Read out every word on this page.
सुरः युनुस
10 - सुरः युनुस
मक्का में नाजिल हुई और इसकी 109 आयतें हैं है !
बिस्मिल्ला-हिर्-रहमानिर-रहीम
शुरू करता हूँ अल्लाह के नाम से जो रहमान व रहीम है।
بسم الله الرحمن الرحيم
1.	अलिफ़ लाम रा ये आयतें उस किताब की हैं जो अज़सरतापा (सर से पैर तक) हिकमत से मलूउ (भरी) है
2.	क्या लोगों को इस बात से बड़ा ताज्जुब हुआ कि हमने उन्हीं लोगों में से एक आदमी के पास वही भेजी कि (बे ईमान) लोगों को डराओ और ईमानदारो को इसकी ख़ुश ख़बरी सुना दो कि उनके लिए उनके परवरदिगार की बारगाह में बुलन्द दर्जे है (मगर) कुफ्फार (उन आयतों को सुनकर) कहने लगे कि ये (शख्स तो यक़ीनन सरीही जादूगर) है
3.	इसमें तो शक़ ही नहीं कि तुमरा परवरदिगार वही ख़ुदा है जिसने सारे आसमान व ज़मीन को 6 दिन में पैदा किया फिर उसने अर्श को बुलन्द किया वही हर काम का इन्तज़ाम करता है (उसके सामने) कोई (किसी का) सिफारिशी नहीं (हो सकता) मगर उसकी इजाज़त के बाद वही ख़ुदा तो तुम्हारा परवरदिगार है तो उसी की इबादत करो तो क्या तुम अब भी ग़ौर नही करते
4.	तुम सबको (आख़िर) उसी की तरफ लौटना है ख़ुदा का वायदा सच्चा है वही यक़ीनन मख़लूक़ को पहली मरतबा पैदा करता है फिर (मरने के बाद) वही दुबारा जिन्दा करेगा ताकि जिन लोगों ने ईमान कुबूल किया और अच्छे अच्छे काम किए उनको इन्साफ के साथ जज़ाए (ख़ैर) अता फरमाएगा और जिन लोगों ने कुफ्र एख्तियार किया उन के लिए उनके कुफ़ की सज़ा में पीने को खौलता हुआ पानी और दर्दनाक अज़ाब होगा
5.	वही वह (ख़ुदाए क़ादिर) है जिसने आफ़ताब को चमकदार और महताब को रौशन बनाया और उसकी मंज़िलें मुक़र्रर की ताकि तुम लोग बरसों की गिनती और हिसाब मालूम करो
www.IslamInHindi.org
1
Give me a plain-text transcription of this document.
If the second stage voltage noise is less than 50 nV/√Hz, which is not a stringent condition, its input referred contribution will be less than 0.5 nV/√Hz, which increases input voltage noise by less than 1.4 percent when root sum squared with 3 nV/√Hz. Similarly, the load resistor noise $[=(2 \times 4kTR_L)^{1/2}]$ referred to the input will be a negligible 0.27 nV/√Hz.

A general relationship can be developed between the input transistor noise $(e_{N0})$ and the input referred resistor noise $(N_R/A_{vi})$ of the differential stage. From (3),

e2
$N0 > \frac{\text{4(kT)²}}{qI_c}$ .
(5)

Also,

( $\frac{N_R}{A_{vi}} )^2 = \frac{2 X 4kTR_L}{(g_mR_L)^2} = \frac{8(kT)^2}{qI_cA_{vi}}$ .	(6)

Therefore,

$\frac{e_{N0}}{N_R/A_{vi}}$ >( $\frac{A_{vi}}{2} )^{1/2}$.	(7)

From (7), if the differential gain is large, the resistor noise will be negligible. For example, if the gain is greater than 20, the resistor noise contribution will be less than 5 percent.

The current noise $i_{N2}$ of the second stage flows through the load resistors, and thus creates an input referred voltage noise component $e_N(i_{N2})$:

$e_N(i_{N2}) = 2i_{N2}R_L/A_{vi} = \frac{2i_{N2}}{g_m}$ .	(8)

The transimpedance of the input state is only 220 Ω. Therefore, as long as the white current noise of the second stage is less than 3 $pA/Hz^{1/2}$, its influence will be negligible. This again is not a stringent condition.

——————

# [REQUIRED TASK]
Your task is to give the records above again, exactly.

# [RESULT FOR THIS EXERCISE]
Read out every word on this page.
सुरः युनुस
10 - सुरः युनुस
मक्का में नाजिल हुई और इसकी 109 आयतें हैं है !
बिस्मिल्ला-हिर्-रहमानिर-रहीम
शुरू करता हूँ अल्लाह के नाम से जो रहमान व रहीम है।
بسم الله الرحمن الرحيم
1.	अलिफ़ लाम रा ये आयतें उस किताब की हैं जो अज़सरतापा (सर से पैर तक) हिकमत से मलूउ (भरी) है
2.	क्या लोगों को इस बात से बड़ा ताज्जुब हुआ कि हमने उन्हीं लोगों में से एक आदमी के पास वही भेजी कि (बे ईमान) लोगों को डराओ और ईमानदारो को इसकी ख़ुश ख़बरी सुना दो कि उनके लिए उनके परवरदिगार की बारगाह में बुलन्द दर्जे है (मगर) कुफ्फार (उन आयतों को सुनकर) कहने लगे कि ये (शख्स तो यक़ीनन सरीही जादूगर) है
3.	इसमें तो शक़ ही नहीं कि तुमरा परवरदिगार वही ख़ुदा है जिसने सारे आसमान व ज़मीन को 6 दिन में पैदा किया फिर उसने अर्श को बुलन्द किया वही हर काम का इन्तज़ाम करता है (उसके सामने) कोई (किसी का) सिफारिशी नहीं (हो सकता) मगर उसकी इजाज़त के बाद वही ख़ुदा तो तुम्हारा परवरदिगार है तो उसी की इबादत करो तो क्या तुम अब भी ग़ौर नही करते
4.	तुम सबको (आख़िर) उसी की तरफ लौटना है ख़ुदा का वायदा सच्चा है वही यक़ीनन मख़लूक़ को पहली मरतबा पैदा करता है फिर (मरने के बाद) वही दुबारा जिन्दा करेगा ताकि जिन लोगों ने ईमान कुबूल किया और अच्छे अच्छे काम किए उनको इन्साफ के साथ जज़ाए (ख़ैर) अता फरमाएगा और जिन लोगों ने कुफ्र एख्तियार किया उन के लिए उनके कुफ़ की सज़ा में पीने को खौलता हुआ पानी और दर्दनाक अज़ाब होगा
5.	वही वह (ख़ुदाए क़ादिर) है जिसने आफ़ताब को चमकदार और महताब को रौशन बनाया और उसकी मंज़िलें मुक़र्रर की ताकि तुम लोग बरसों की गिनती और हिसाब मालूम करो
www.IslamInHindi.org
1
Give me a plain-text transcription of this document.
If the second stage voltage noise is less than 50 nV/√Hz, which is not a stringent condition, its input referred contribution will be less than 0.5 nV/√Hz, which increases input voltage noise by less than 1.4 percent when root sum squared with 3 nV/√Hz. Similarly, the load resistor noise $[=(2 \times 4kTR_L)^{1/2}]$ referred to the input will be a negligible 0.27 nV/√Hz.

A general relationship can be developed between the input transistor noise $(e_{N0})$ and the input referred resistor noise $(N_R/A_{vi})$ of the differential stage. From (3),

e2
$N0 > \frac{\text{4(kT)²}}{qI_c}$ .
(5)

Also,

( $\frac{N_R}{A_{vi}} )^2 = \frac{2 X 4kTR_L}{(g_mR_L)^2} = \frac{8(kT)^2}{qI_cA_{vi}}$ .	(6)

Therefore,

$\frac{e_{N0}}{N_R/A_{vi}}$ >( $\frac{A_{vi}}{2} )^{1/2}$.	(7)

From (7), if the differential gain is large, the resistor noise will be negligible. For example, if the gain is greater than 20, the resistor noise contribution will be less than 5 percent.

The current noise $i_{N2}$ of the second stage flows through the load resistors, and thus creates an input referred voltage noise component $e_N(i_{N2})$:

$e_N(i_{N2}) = 2i_{N2}R_L/A_{vi} = \frac{2i_{N2}}{g_m}$ .	(8)

The transimpedance of the input state is only 220 Ω. Therefore, as long as the white current noise of the second stage is less than 3 $pA/Hz^{1/2}$, its influence will be negligible. This again is not a stringent condition.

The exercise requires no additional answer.